- [Exercise objective]:
Write the next part of the article on data breach notification rules in Australia and New Zealand, starting right after its last sentence.

- [Text provided]:
::::

Published on the 05/12/2018 | Written by Heather Wright
Notification thresholds, fatigue raise questions…
Last week’s breach of hotel company Marriott International’s Starwood division’s guest reservation database has again thrown the spotlight on data protection requirements for companies big and small, with a survey also showing the impact of data protection reporting regimes on Australian companies.
While Australia’s mandatory data breach notification scheme came into effect in February, a similar regime for New Zealand is still wending its way through the legislative process, with submissions on the proposed changes to the Privacy Bill currently being considered.
Allan Yeoman, partner at law firm Buddle Findlay, says New Zealand has fallen ‘quite far behind’ a lot of its trading partners, where breach notification has been compulsory for some time.
“If you have a breach affecting both Australian and NZ customers, there is potentially a different assessment about notification in each country.”
However, he says some of the draft wording around breach notification in the proposed Privacy Bill changes, if not changed, could create new issues for companies operating across both Australia and New Zealand.
“If you look at the way Australia has introduced it and the way we are proposing to introduce it there is a bit of a difference in how it would be applied in New Zealand,” he says.
“The unsatisfactory part at the moment, based on the draft wording, is that if you are a business with both an Australian and New Zealand presence and you have a breach that affects both Australian and New Zealand customers, there is potentially a different assessment and outcome as to whether you need to notify in New Zealand versus whether you need to notify in Australia.”
That difference comes down to the thresholds set. In Australia companies are required to decide whether the harm caused, or that could be caused, is serious and as such needs to be notified. In New Zealand the proposed threshold is lower, essentially any harm, or risk of harm, Yeoman says. It’s an issue that has been pointed out in numerous submissions on the proposed changes.
“It leads to this risk of ‘notification fatigue’. If you set the threshold too low a number of organisations are just going to take the safe approach and notify any breach even if it’s not at risk of causing harm to any individuals.
“As well as being a costly exercise and a compliance burden every time it happens, it is going to create a constant noise and could have the opposite to the desired effect, with individuals whose data has been compromised starting to drown out all the notification headlines because it’s just a standard thing.”
It could, he says, also lead to New Zealand being seen internationally as not having good privacy practices, given the number of notifications made.

::::

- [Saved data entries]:
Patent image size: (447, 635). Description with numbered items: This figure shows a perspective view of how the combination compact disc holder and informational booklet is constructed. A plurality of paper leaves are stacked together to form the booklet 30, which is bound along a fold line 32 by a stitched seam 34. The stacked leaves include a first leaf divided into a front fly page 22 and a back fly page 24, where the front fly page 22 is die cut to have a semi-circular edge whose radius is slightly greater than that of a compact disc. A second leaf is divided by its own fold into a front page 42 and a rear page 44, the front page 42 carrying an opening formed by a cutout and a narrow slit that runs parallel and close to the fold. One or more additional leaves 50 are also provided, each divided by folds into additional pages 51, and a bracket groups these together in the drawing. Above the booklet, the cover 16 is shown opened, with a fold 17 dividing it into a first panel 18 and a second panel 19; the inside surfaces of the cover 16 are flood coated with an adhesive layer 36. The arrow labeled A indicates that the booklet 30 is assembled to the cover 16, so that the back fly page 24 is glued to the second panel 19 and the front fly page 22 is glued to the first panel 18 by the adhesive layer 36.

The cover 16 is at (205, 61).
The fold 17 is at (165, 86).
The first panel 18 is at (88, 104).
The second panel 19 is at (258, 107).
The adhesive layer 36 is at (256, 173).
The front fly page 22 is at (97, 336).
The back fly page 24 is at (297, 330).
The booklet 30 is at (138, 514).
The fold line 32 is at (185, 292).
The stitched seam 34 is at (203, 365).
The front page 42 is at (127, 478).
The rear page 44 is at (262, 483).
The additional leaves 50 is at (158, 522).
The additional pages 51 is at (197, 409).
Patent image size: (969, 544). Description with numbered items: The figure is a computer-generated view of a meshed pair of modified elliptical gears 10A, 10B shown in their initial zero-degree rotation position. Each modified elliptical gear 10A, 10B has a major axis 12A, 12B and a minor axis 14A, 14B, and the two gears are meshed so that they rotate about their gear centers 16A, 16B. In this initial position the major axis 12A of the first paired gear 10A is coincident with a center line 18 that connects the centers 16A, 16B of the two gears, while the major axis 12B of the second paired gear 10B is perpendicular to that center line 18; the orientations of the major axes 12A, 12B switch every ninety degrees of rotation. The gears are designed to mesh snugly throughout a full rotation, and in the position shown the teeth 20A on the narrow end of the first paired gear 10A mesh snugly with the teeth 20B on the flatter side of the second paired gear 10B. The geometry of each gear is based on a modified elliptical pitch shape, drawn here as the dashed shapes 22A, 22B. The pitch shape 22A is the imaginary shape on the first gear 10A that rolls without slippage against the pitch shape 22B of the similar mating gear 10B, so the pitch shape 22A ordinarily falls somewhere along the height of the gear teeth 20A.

::::

- [Response below]:
An additional potential issue lies in the wording around notification time frames – in New Zealand’s case ‘as soon as practicable’ after becoming aware a breach has occurred. Both the EU’s GDPR and Australia have much clearer time frames, in the GDPR’s case, 72 hours.
“The danger of having the New Zealand wording – as soon as practical – is it risks leading to a rush to report to the commissioner as soon as you become aware of it, but before all the facts are known and potentially leading to providing misinformation,” Yeoman says.
“There is something to be said for having all that investigatory work done and knowing what it is you’re dealing with before having to go public with it and there’s a risk that current wording in our bill may not give people that opportunity.”
In Australia a survey by Aura Information Security – the security division of Kordia – found that 36 percent of Australian businesses surveyed in September had already had to report under the mandatory data breach notification scheme.
Of the 307 business IT decision makers from organisations with more than 20 employees, almost two-thirds said the data breach scheme had prompted them to reassess their cyber-security policies.
However, while respondents professed strong support for the scheme – with 71 percent saying they were in favour of a national mandatory data breach requirement, 17 percent admitted they would try to hide a breach from customers or clients.
The report also found that one in three believed Australia is more at risk of cyber-attacks than the rest of the world, with the majority not ‘very confident’ they could stop a breach.
A similar survey conducted by Aura in New Zealand found 33 percent of Kiwi executives felt New Zealand was at less risk of attack than other countries.
Big name breaches, such as Marriott and, in New Zealand Z Energy earlier this year garner the most attention. However, as Yeoman notes, the mandatory breach notification regime applies to small and medium businesses as well.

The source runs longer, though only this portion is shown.